-- start --

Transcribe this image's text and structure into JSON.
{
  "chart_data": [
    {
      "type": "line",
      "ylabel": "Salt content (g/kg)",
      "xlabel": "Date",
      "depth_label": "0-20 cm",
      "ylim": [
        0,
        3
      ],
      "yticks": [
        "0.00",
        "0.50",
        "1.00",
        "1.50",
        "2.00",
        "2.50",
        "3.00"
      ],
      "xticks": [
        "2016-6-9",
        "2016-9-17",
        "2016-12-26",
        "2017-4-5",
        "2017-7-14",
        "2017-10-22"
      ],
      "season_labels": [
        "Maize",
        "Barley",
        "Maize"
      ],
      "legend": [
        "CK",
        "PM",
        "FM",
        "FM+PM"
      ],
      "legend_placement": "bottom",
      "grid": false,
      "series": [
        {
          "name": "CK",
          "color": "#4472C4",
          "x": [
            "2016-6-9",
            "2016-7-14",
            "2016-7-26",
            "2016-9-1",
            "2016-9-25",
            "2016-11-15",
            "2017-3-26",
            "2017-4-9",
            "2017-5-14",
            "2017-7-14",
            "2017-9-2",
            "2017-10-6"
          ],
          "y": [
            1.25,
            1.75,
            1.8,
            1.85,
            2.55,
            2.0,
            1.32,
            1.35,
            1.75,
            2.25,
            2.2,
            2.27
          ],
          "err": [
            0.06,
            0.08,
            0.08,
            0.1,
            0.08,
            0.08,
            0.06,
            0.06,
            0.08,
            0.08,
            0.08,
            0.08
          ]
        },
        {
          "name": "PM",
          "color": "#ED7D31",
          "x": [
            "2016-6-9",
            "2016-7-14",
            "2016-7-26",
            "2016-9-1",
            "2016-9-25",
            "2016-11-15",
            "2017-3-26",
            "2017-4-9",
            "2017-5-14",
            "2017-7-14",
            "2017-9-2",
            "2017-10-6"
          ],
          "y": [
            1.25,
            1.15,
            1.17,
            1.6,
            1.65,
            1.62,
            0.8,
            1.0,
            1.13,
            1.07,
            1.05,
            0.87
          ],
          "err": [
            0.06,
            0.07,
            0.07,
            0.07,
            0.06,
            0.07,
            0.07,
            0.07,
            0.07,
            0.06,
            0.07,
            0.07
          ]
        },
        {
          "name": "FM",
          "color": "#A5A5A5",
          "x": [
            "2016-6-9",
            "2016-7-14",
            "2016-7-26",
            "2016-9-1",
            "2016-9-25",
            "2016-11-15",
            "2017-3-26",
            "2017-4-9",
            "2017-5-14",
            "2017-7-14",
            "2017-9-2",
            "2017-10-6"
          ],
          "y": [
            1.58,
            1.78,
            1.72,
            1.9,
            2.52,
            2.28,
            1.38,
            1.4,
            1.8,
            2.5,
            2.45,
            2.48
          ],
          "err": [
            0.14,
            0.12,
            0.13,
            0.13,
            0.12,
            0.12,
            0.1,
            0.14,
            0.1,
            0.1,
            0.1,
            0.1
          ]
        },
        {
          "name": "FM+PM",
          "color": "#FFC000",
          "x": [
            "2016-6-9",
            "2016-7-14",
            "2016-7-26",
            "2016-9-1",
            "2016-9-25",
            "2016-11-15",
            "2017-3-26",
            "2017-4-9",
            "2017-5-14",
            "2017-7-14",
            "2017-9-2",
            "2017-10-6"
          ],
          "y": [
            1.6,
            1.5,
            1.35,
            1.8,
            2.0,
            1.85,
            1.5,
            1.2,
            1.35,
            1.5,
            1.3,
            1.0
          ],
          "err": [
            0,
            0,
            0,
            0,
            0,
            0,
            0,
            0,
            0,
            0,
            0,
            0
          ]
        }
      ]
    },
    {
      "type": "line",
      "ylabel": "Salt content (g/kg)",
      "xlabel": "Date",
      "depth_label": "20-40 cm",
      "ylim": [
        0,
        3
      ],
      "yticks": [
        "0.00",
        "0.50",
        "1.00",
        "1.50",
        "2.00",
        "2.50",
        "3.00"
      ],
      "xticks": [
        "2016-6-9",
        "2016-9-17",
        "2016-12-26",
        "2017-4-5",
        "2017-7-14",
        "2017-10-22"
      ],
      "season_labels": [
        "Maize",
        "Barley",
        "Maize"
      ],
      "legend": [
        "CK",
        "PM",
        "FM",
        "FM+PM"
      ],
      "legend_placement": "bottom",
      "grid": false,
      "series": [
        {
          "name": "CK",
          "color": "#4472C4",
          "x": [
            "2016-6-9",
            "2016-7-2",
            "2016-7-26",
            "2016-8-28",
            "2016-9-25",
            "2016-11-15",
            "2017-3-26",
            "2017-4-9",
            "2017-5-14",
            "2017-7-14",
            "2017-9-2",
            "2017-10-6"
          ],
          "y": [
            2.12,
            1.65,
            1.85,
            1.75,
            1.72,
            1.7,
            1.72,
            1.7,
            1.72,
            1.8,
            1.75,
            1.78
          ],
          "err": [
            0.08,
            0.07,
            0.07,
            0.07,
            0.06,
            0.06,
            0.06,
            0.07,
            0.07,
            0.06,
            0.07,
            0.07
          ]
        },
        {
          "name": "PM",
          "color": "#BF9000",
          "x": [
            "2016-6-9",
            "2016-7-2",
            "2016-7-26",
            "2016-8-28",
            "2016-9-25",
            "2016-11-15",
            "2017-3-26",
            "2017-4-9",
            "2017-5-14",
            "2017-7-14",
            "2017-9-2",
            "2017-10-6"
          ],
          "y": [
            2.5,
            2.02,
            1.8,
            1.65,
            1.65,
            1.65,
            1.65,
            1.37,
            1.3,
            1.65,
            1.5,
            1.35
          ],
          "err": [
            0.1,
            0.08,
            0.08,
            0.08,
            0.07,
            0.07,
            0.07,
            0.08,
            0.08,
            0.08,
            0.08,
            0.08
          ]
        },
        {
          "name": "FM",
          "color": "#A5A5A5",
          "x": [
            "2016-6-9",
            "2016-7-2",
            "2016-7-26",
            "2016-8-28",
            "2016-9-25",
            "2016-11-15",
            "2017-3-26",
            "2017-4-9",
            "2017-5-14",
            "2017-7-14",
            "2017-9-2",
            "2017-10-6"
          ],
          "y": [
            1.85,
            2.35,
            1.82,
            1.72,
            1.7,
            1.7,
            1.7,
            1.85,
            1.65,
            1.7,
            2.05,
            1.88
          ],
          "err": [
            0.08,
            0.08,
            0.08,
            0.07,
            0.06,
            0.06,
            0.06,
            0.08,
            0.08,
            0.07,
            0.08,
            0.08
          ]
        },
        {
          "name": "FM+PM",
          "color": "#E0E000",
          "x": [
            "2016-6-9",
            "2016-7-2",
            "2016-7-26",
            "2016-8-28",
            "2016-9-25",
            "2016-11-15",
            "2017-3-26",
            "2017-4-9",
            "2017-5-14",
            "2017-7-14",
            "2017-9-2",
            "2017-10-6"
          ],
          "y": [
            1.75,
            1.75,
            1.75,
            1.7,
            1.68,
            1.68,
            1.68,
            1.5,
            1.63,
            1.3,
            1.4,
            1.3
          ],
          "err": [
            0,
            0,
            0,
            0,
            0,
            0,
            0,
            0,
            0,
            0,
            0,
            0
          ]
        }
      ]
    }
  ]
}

-- end --

→ Written request: Send back each record exactly as it stands.

→ Solution to this problem:
Transcribe this image's text and structure into JSON.
{
  "chart_data": [
    {
      "type": "line",
      "ylabel": "Salt content (g/kg)",
      "xlabel": "Date",
      "depth_label": "0-20 cm",
      "ylim": [
        0,
        3
      ],
      "yticks": [
        "0.00",
        "0.50",
        "1.00",
        "1.50",
        "2.00",
        "2.50",
        "3.00"
      ],
      "xticks": [
        "2016-6-9",
        "2016-9-17",
        "2016-12-26",
        "2017-4-5",
        "2017-7-14",
        "2017-10-22"
      ],
      "season_labels": [
        "Maize",
        "Barley",
        "Maize"
      ],
      "legend": [
        "CK",
        "PM",
        "FM",
        "FM+PM"
      ],
      "legend_placement": "bottom",
      "grid": false,
      "series": [
        {
          "name": "CK",
          "color": "#4472C4",
          "x": [
            "2016-6-9",
            "2016-7-14",
            "2016-7-26",
            "2016-9-1",
            "2016-9-25",
            "2016-11-15",
            "2017-3-26",
            "2017-4-9",
            "2017-5-14",
            "2017-7-14",
            "2017-9-2",
            "2017-10-6"
          ],
          "y": [
            1.25,
            1.75,
            1.8,
            1.85,
            2.55,
            2.0,
            1.32,
            1.35,
            1.75,
            2.25,
            2.2,
            2.27
          ],
          "err": [
            0.06,
            0.08,
            0.08,
            0.1,
            0.08,
            0.08,
            0.06,
            0.06,
            0.08,
            0.08,
            0.08,
            0.08
          ]
        },
        {
          "name": "PM",
          "color": "#ED7D31",
          "x": [
            "2016-6-9",
            "2016-7-14",
            "2016-7-26",
            "2016-9-1",
            "2016-9-25",
            "2016-11-15",
            "2017-3-26",
            "2017-4-9",
            "2017-5-14",
            "2017-7-14",
            "2017-9-2",
            "2017-10-6"
          ],
          "y": [
            1.25,
            1.15,
            1.17,
            1.6,
            1.65,
            1.62,
            0.8,
            1.0,
            1.13,
            1.07,
            1.05,
            0.87
          ],
          "err": [
            0.06,
            0.07,
            0.07,
            0.07,
            0.06,
            0.07,
            0.07,
            0.07,
            0.07,
            0.06,
            0.07,
            0.07
          ]
        },
        {
          "name": "FM",
          "color": "#A5A5A5",
          "x": [
            "2016-6-9",
            "2016-7-14",
            "2016-7-26",
            "2016-9-1",
            "2016-9-25",
            "2016-11-15",
            "2017-3-26",
            "2017-4-9",
            "2017-5-14",
            "2017-7-14",
            "2017-9-2",
            "2017-10-6"
          ],
          "y": [
            1.58,
            1.78,
            1.72,
            1.9,
            2.52,
            2.28,
            1.38,
            1.4,
            1.8,
            2.5,
            2.45,
            2.48
          ],
          "err": [
            0.14,
            0.12,
            0.13,
            0.13,
            0.12,
            0.12,
            0.1,
            0.14,
            0.1,
            0.1,
            0.1,
            0.1
          ]
        },
        {
          "name": "FM+PM",
          "color": "#FFC000",
          "x": [
            "2016-6-9",
            "2016-7-14",
            "2016-7-26",
            "2016-9-1",
            "2016-9-25",
            "2016-11-15",
            "2017-3-26",
            "2017-4-9",
            "2017-5-14",
            "2017-7-14",
            "2017-9-2",
            "2017-10-6"
          ],
          "y": [
            1.6,
            1.5,
            1.35,
            1.8,
            2.0,
            1.85,
            1.5,
            1.2,
            1.35,
            1.5,
            1.3,
            1.0
          ],
          "err": [
            0,
            0,
            0,
            0,
            0,
            0,
            0,
            0,
            0,
            0,
            0,
            0
          ]
        }
      ]
    },
    {
      "type": "line",
      "ylabel": "Salt content (g/kg)",
      "xlabel": "Date",
      "depth_label": "20-40 cm",
      "ylim": [
        0,
        3
      ],
      "yticks": [
        "0.00",
        "0.50",
        "1.00",
        "1.50",
        "2.00",
        "2.50",
        "3.00"
      ],
      "xticks": [
        "2016-6-9",
        "2016-9-17",
        "2016-12-26",
        "2017-4-5",
        "2017-7-14",
        "2017-10-22"
      ],
      "season_labels": [
        "Maize",
        "Barley",
        "Maize"
      ],
      "legend": [
        "CK",
        "PM",
        "FM",
        "FM+PM"
      ],
      "legend_placement": "bottom",
      "grid": false,
      "series": [
        {
          "name": "CK",
          "color": "#4472C4",
          "x": [
            "2016-6-9",
            "2016-7-2",
            "2016-7-26",
            "2016-8-28",
            "2016-9-25",
            "2016-11-15",
            "2017-3-26",
            "2017-4-9",
            "2017-5-14",
            "2017-7-14",
            "2017-9-2",
            "2017-10-6"
          ],
          "y": [
            2.12,
            1.65,
            1.85,
            1.75,
            1.72,
            1.7,
            1.72,
            1.7,
            1.72,
            1.8,
            1.75,
            1.78
          ],
          "err": [
            0.08,
            0.07,
            0.07,
            0.07,
            0.06,
            0.06,
            0.06,
            0.07,
            0.07,
            0.06,
            0.07,
            0.07
          ]
        },
        {
          "name": "PM",
          "color": "#BF9000",
          "x": [
            "2016-6-9",
            "2016-7-2",
            "2016-7-26",
            "2016-8-28",
            "2016-9-25",
            "2016-11-15",
            "2017-3-26",
            "2017-4-9",
            "2017-5-14",
            "2017-7-14",
            "2017-9-2",
            "2017-10-6"
          ],
          "y": [
            2.5,
            2.02,
            1.8,
            1.65,
            1.65,
            1.65,
            1.65,
            1.37,
            1.3,
            1.65,
            1.5,
            1.35
          ],
          "err": [
            0.1,
            0.08,
            0.08,
            0.08,
            0.07,
            0.07,
            0.07,
            0.08,
            0.08,
            0.08,
            0.08,
            0.08
          ]
        },
        {
          "name": "FM",
          "color": "#A5A5A5",
          "x": [
            "2016-6-9",
            "2016-7-2",
            "2016-7-26",
            "2016-8-28",
            "2016-9-25",
            "2016-11-15",
            "2017-3-26",
            "2017-4-9",
            "2017-5-14",
            "2017-7-14",
            "2017-9-2",
            "2017-10-6"
          ],
          "y": [
            1.85,
            2.35,
            1.82,
            1.72,
            1.7,
            1.7,
            1.7,
            1.85,
            1.65,
            1.7,
            2.05,
            1.88
          ],
          "err": [
            0.08,
            0.08,
            0.08,
            0.07,
            0.06,
            0.06,
            0.06,
            0.08,
            0.08,
            0.07,
            0.08,
            0.08
          ]
        },
        {
          "name": "FM+PM",
          "color": "#E0E000",
          "x": [
            "2016-6-9",
            "2016-7-2",
            "2016-7-26",
            "2016-8-28",
            "2016-9-25",
            "2016-11-15",
            "2017-3-26",
            "2017-4-9",
            "2017-5-14",
            "2017-7-14",
            "2017-9-2",
            "2017-10-6"
          ],
          "y": [
            1.75,
            1.75,
            1.75,
            1.7,
            1.68,
            1.68,
            1.68,
            1.5,
            1.63,
            1.3,
            1.4,
            1.3
          ],
          "err": [
            0,
            0,
            0,
            0,
            0,
            0,
            0,
            0,
            0,
            0,
            0,
            0
          ]
        }
      ]
    }
  ]
}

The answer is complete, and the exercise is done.